Filter the records below down to lines containing "JSON".
○ ○ ○ ○ ○
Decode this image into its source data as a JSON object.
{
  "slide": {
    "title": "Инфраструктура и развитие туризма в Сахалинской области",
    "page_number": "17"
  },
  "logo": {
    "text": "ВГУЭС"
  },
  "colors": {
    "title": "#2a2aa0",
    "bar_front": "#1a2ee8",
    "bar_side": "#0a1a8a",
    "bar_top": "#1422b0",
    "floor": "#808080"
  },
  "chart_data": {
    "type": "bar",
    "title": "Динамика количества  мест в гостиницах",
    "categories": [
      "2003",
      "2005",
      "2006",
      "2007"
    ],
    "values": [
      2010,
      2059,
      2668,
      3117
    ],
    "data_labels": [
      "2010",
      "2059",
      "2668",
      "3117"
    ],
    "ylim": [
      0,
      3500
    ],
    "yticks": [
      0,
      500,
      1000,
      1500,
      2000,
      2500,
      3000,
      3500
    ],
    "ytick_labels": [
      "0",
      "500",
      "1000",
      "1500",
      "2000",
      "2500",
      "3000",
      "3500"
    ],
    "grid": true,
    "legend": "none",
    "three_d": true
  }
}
○ ○ ○ ○ ○
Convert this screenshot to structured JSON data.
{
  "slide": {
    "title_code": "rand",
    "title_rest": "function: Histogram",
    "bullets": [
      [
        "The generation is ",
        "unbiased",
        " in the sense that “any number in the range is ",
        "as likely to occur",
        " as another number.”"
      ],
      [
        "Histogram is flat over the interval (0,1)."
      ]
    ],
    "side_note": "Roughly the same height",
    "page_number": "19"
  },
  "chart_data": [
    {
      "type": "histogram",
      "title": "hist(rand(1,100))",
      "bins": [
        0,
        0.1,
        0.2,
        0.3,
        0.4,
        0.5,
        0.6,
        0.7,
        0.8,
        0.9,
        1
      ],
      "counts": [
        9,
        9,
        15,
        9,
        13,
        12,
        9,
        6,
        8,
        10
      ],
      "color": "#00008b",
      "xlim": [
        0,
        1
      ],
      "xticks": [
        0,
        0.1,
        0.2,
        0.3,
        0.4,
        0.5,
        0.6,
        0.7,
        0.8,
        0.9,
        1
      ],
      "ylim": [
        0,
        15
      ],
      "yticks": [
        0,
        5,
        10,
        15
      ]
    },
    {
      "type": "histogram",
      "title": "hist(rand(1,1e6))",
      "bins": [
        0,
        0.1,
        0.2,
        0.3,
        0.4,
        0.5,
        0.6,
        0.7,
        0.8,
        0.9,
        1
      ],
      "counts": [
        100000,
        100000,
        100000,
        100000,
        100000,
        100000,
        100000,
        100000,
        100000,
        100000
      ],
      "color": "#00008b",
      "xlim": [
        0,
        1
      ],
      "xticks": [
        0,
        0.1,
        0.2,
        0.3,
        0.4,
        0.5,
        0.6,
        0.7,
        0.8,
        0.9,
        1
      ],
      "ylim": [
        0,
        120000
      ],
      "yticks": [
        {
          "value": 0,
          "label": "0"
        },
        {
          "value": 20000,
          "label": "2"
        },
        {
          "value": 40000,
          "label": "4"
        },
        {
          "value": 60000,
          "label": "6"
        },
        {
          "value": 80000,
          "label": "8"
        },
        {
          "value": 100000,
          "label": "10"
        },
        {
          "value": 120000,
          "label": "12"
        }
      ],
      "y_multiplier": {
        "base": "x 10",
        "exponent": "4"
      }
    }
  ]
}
○ ○ ○ ○ ○
■ SOLUTION FOR THIS EXERCISE ■
Decode this image into its source data as a JSON object.
Convert this screenshot to structured JSON data.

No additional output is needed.